[BEGIN EXTRACTED ENTRIES]

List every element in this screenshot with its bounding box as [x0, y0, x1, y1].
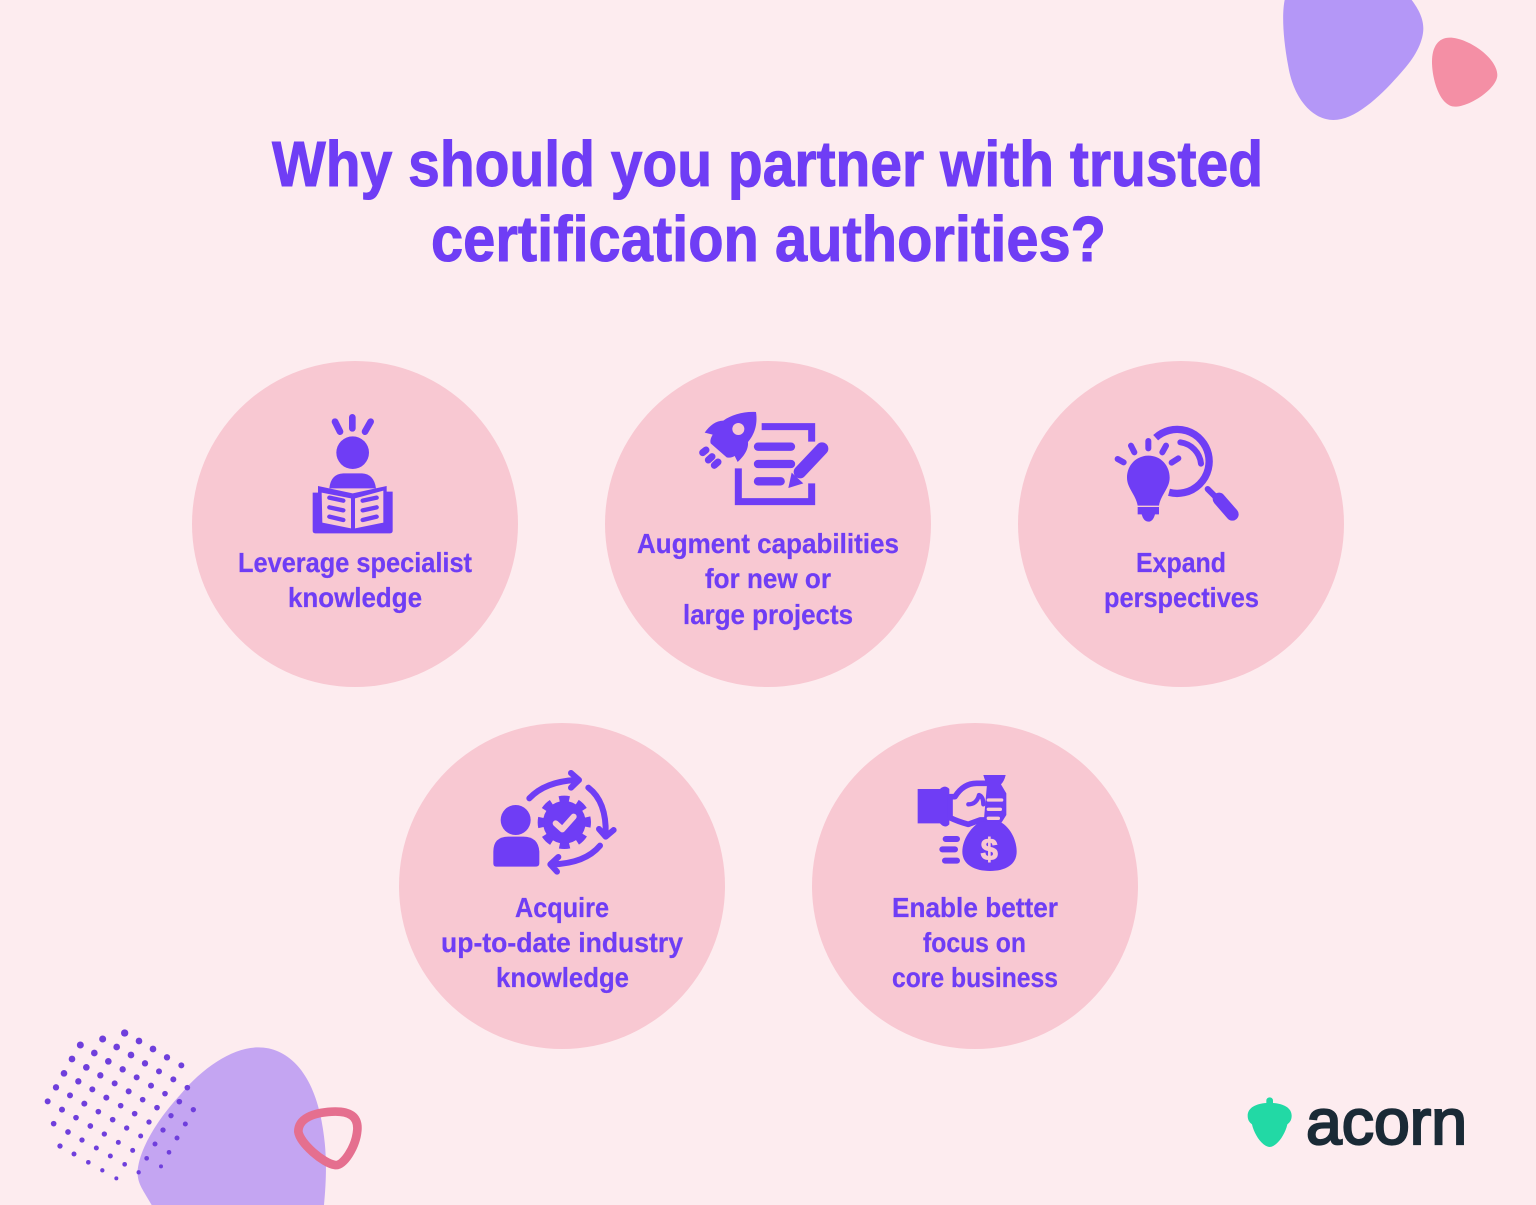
- icon: light bulb and magnifier: [1118, 429, 1232, 522]
- blob: top right pink: [1432, 38, 1497, 107]
- label: Enable better: [892, 892, 1058, 923]
- icon: hand holding money bag: [918, 775, 1017, 871]
- label: Acquire: [515, 892, 609, 923]
- title: [272, 128, 1263, 275]
- label: core business: [892, 962, 1058, 993]
- icon: hand holding money bag: $: [981, 832, 998, 866]
- label: [1104, 547, 1259, 613]
- icon: person with gear and cycle arrows: [493, 773, 614, 872]
- label: for new or: [705, 563, 831, 594]
- panel: leverage specialist knowledge: [192, 361, 518, 687]
- label: knowledge: [288, 582, 422, 613]
- icon: acorn: [1248, 1097, 1292, 1147]
- label: large projects: [683, 599, 853, 630]
- label: knowledge: [496, 962, 629, 993]
- label: Expand: [1136, 547, 1226, 578]
- label: up-to-date industry: [441, 927, 683, 958]
- blob: top right purple: [1283, 0, 1423, 120]
- panel: acquire up-to-date industry knowledge: [399, 723, 725, 1049]
- blob: bottom left purple: [138, 1047, 326, 1205]
- label: [637, 528, 899, 630]
- panel: expand perspectives: [1018, 361, 1344, 687]
- label: Augment capabilities: [637, 528, 899, 559]
- wordmark: acorn: [1306, 1086, 1467, 1158]
- icon: person reading book: [313, 417, 393, 533]
- title: Why should you partner with trusted: [272, 128, 1263, 200]
- label: focus on: [923, 927, 1026, 958]
- logo: acorn: [1248, 1086, 1467, 1158]
- label: [892, 892, 1058, 993]
- label: perspectives: [1104, 582, 1259, 613]
- label: [441, 892, 683, 993]
- icon: rocket and document: [703, 412, 822, 502]
- label: [238, 547, 472, 613]
- panel: enable better focus on core business: [812, 723, 1138, 1049]
- title: certification authorities?: [431, 203, 1106, 275]
- panel: augment capabilities: [605, 361, 931, 687]
- ring: pink outline: [298, 1112, 357, 1165]
- dot pattern: [45, 1029, 196, 1180]
- label: Leverage specialist: [238, 547, 472, 578]
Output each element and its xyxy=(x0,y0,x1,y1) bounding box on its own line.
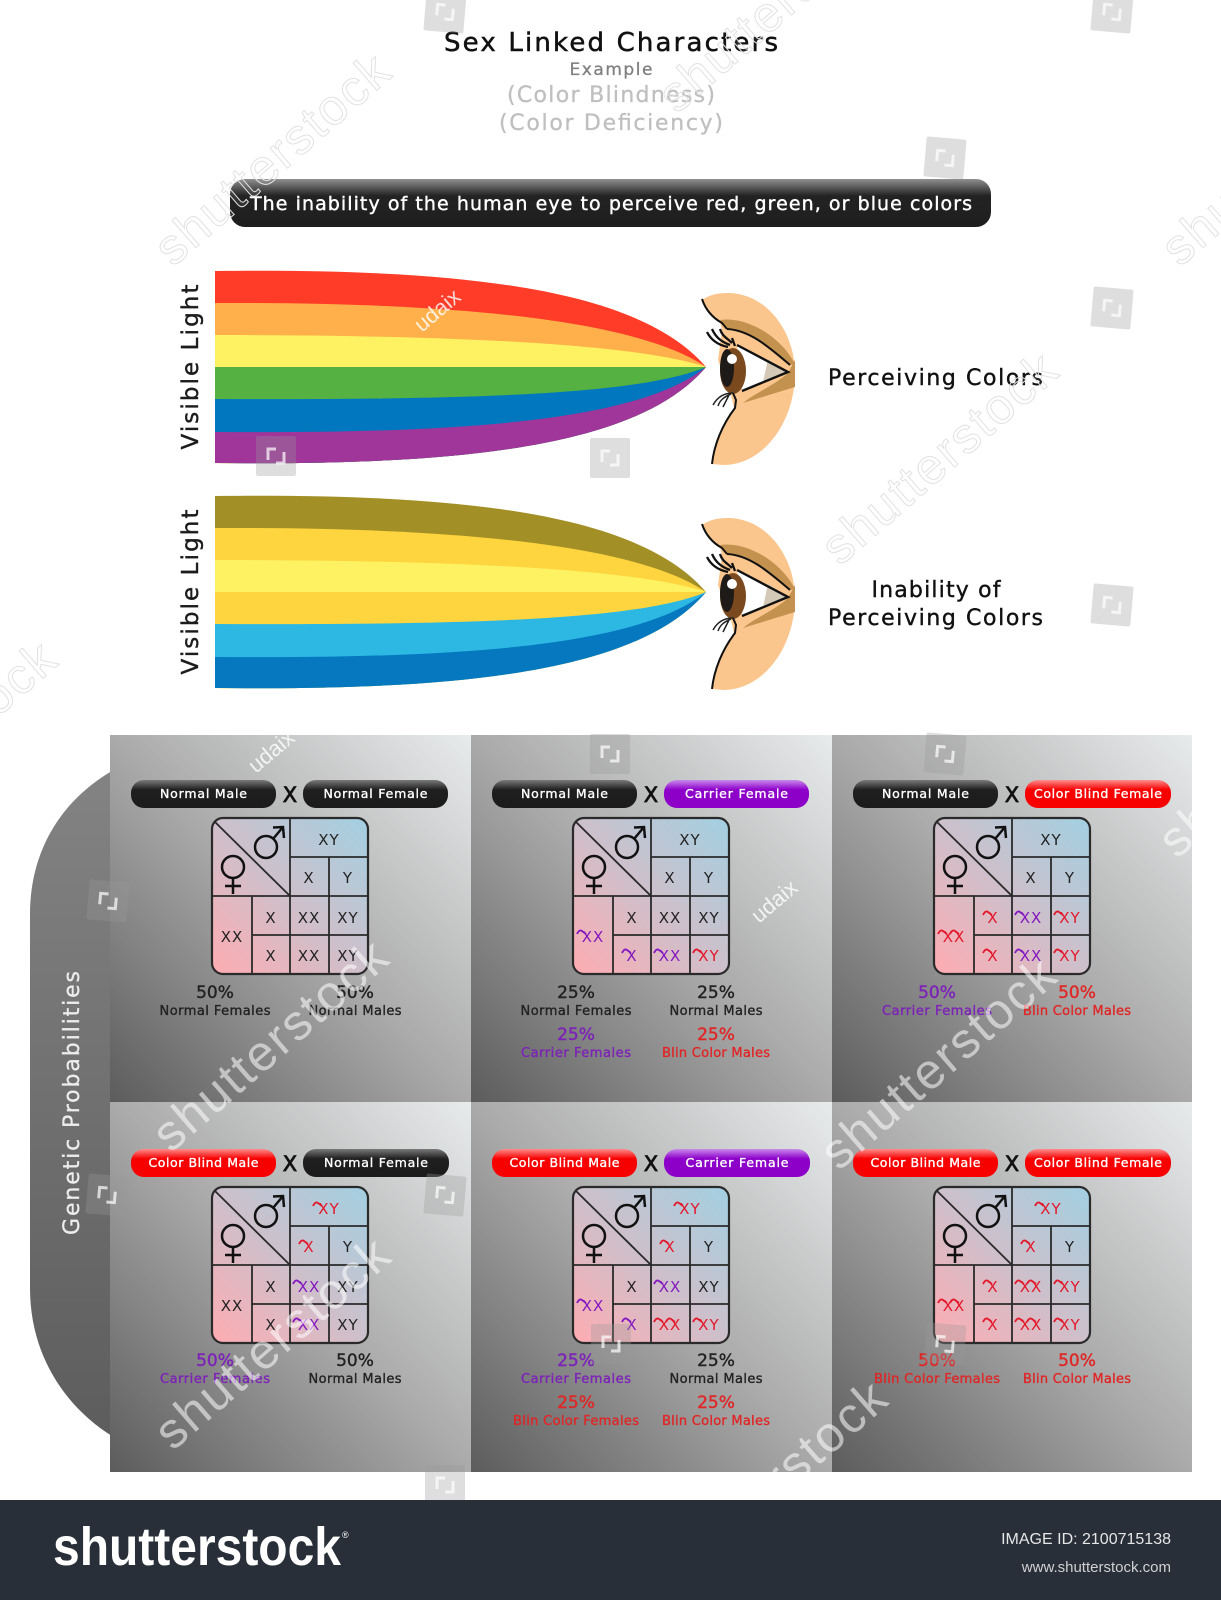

[END EXTRACTED ENTRIES]

WHAT TO WORK ON:
Rewrite the records above so that each occurrence of "bounding box" becomes "bounding rectangle", leaving everything else unchanged. Leave the pictures out of your version.

RESPONSE TO THIS EXERCISE:
List every element in this screenshot with its bounding rectangle as [x0, y0, x1, y1].
- icon: light bulb and magnifier: [1118, 429, 1232, 522]
- blob: top right pink: [1432, 38, 1497, 107]
- label: Enable better: [892, 892, 1058, 923]
- icon: hand holding money bag: [918, 775, 1017, 871]
- label: Acquire: [515, 892, 609, 923]
- title: [272, 128, 1263, 275]
- label: core business: [892, 962, 1058, 993]
- icon: hand holding money bag: $: [981, 832, 998, 866]
- label: [1104, 547, 1259, 613]
- icon: person with gear and cycle arrows: [493, 773, 614, 872]
- label: for new or: [705, 563, 831, 594]
- panel: leverage specialist knowledge: [192, 361, 518, 687]
- label: knowledge: [288, 582, 422, 613]
- icon: acorn: [1248, 1097, 1292, 1147]
- label: large projects: [683, 599, 853, 630]
- label: knowledge: [496, 962, 629, 993]
- label: Expand: [1136, 547, 1226, 578]
- label: up-to-date industry: [441, 927, 683, 958]
- blob: top right purple: [1283, 0, 1423, 120]
- panel: acquire up-to-date industry knowledge: [399, 723, 725, 1049]
- blob: bottom left purple: [138, 1047, 326, 1205]
- label: [637, 528, 899, 630]
- panel: expand perspectives: [1018, 361, 1344, 687]
- label: Augment capabilities: [637, 528, 899, 559]
- wordmark: acorn: [1306, 1086, 1467, 1158]
- icon: person reading book: [313, 417, 393, 533]
- title: Why should you partner with trusted: [272, 128, 1263, 200]
- label: focus on: [923, 927, 1026, 958]
- logo: acorn: [1248, 1086, 1467, 1158]
- label: [892, 892, 1058, 993]
- label: perspectives: [1104, 582, 1259, 613]
- label: [441, 892, 683, 993]
- icon: rocket and document: [703, 412, 822, 502]
- label: [238, 547, 472, 613]
- panel: enable better focus on core business: [812, 723, 1138, 1049]
- title: certification authorities?: [431, 203, 1106, 275]
- panel: augment capabilities: [605, 361, 931, 687]
- ring: pink outline: [298, 1112, 357, 1165]
- dot pattern: [45, 1029, 196, 1180]
- label: Leverage specialist: [238, 547, 472, 578]
Output each element and its xyxy=(x0,y0,x1,y1) bounding rectangle on its own line.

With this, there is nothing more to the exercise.